*Extrait du texte*

***

Le procès-verbal est adopté.

Sur la demande du citoyen RIGAULT, on procède au tirage au sort des 80 délégués de la Garde nationale qui doivent former le jury d’accusation.
VÉSINIER. Il me semblait que le compte rendu ne devait être publié par l’Officiel que le surlendemain de la séance, et après la lecture du procès-verbal. Je considère néanmoins la publication de l’affaire Blanchet dans l’Officiel et les autres journaux comme déplorable.
LE PRÉSIDENT. Loin de trouver cette publication déplorable, je la trouve au contraire honorable.
VÉSINIER. Il est honorable pour la Commune d’expulser un de ses membres indignes, mais il est déplorable que le fait ait pu se produire.
VAILLANT. Je demande seulement à dire un mot, non pas sur le procès-verbal mais à propos du procès-verbal. On a adressé une interpellation à la deuxième Commission exécutive à propos de l’arrestation du général Cluseret. On a répondu à cette interpellation. Le citoyen Gambon a insisté pour savoir le lieu de la détention du général. La deuxième Commission exécutive avait accusé Cluseret; elle a fait valoir les raisons qu’elle jugeait devoir motiver cette mesure, vous les avez adoptées. Cette Commission, ayant été remplacée, n’avait donc plus à s’occuper de cette affaire. C’est à la Commission de Justice qu’il faudrait s’adresser pour avoir les renseignements nécessaires. C’est tout ce que j’avais à dire.
LE PRÉSIDENT. Cette discussion va venir naturellement tout à l’heure. Nous savons tous ce que nous avons à faire aujourd’hui. Le Comité de salut public et la Commission exécutive vont avoir à s’expliquer sur les questions que leur posera l’assemblée. J’ai à vous transmettre une communication qui paraît puérile, mais enfin il faut la faire.
«Le docteur Rousselle a l’honneur… 
[manque]»

***

*Données enregistrées*
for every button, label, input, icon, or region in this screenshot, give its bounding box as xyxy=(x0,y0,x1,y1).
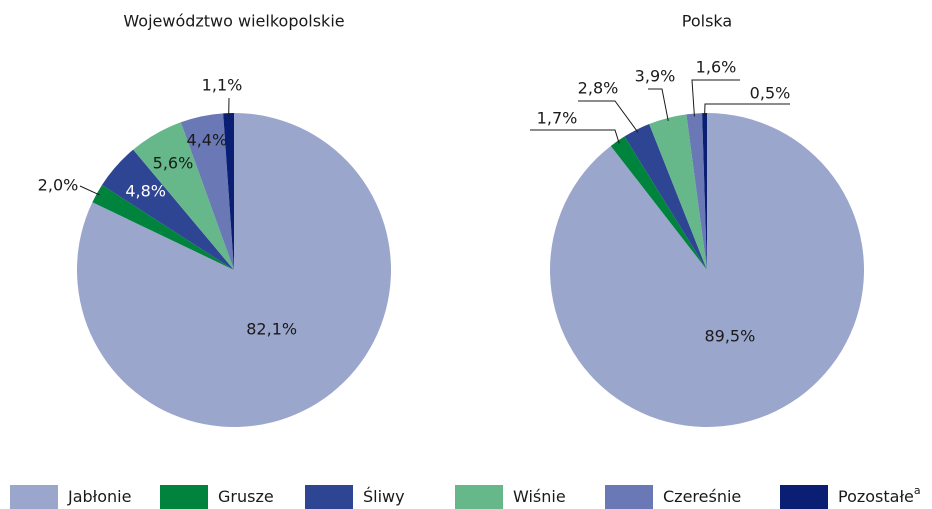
legend-label-text: Wiśnie xyxy=(513,487,566,506)
legend-label-text: Jabłonie xyxy=(67,487,131,506)
legend-superscript: a xyxy=(914,484,921,497)
pie-slice xyxy=(686,113,707,270)
pie-slice xyxy=(76,113,391,427)
data-label: 89,5% xyxy=(704,326,755,345)
legend-label: Czereśnie xyxy=(663,487,741,506)
data-label: 2,8% xyxy=(578,79,619,98)
data-label: 4,4% xyxy=(187,130,228,149)
legend-swatch xyxy=(305,485,353,509)
legend-swatch xyxy=(455,485,503,509)
pie-slice xyxy=(649,114,707,270)
pie-slice xyxy=(223,113,234,270)
pie-slice xyxy=(92,185,235,270)
chart-title: Polska xyxy=(682,12,732,31)
leader-line xyxy=(691,79,740,117)
legend-label: Śliwy xyxy=(363,487,405,506)
data-label: 5,6% xyxy=(153,153,194,172)
leader-line xyxy=(648,88,669,122)
leader-line xyxy=(704,103,790,117)
leader-line xyxy=(530,129,620,144)
legend-label-text: Pozostałe xyxy=(838,487,914,506)
leader-line xyxy=(578,100,639,133)
legend-label: Wiśnie xyxy=(513,487,566,506)
data-label: 4,8% xyxy=(125,182,166,201)
legend-swatch xyxy=(10,485,58,509)
legend-label: Jabłonie xyxy=(67,487,131,506)
pie-slice xyxy=(180,113,234,270)
legend-swatch xyxy=(160,485,208,509)
legend-label-text: Czereśnie xyxy=(663,487,741,506)
legend-swatch xyxy=(605,485,653,509)
data-label: 1,1% xyxy=(202,76,243,95)
data-label: 82,1% xyxy=(246,319,297,338)
legend-label-text: Grusze xyxy=(218,487,274,506)
data-label: 2,0% xyxy=(38,176,79,195)
pie-slice xyxy=(101,149,234,270)
pie-slice xyxy=(133,122,234,270)
legend-label: Grusze xyxy=(218,487,274,506)
legend-swatch xyxy=(780,485,828,509)
data-label: 0,5% xyxy=(750,84,791,103)
chart-title: Województwo wielkopolskie xyxy=(123,12,344,31)
legend-label-text: Śliwy xyxy=(363,487,405,506)
leader-line xyxy=(79,185,100,196)
pie-slice xyxy=(624,124,707,271)
data-label: 1,6% xyxy=(696,58,737,77)
data-label: 3,9% xyxy=(635,67,676,86)
legend-label: Pozostałea xyxy=(838,484,921,506)
pie-slice xyxy=(702,113,707,270)
data-label: 1,7% xyxy=(537,109,578,128)
pie-slice xyxy=(610,136,707,270)
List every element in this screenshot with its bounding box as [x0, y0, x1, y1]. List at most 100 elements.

***

*Exercices*
1) Recopiez le passage de l'extrait de séance depuis « VÉSINIER. Il me semblait » jusqu'à « pu se produire. » inclus.
2) Répondez aux questions suivantes à partir de l'extrait de séance :
(a) Combien de délégués de la Garde nationale sont tirés au sort pour former le jury d'accusation ?
(b) De quelle affaire Vésinier juge-t-il la publication déplorable ?
(c) Selon Vaillant, à quelle commission faudrait-il s'adresser pour obtenir les renseignements sur le lieu de détention du général Cluseret ?

*Résultats finaux*
1)
VÉSINIER. Il me semblait que le compte rendu ne devait être publié par l’Officiel que le surlendemain de la séance, et après la lecture du procès-verbal. Je considère néanmoins la publication de l’affaire Blanchet dans l’Officiel et les autres journaux comme déplorable.
LE PRÉSIDENT. Loin de trouver cette publication déplorable, je la trouve au contraire honorable.
VÉSINIER. Il est honorable pour la Commune d’expulser un de ses membres indignes, mais il est déplorable que le fait ait pu se produire.

2)
(a) 80 délégués.
(b) L'affaire Blanchet.
(c) La Commission de Justice.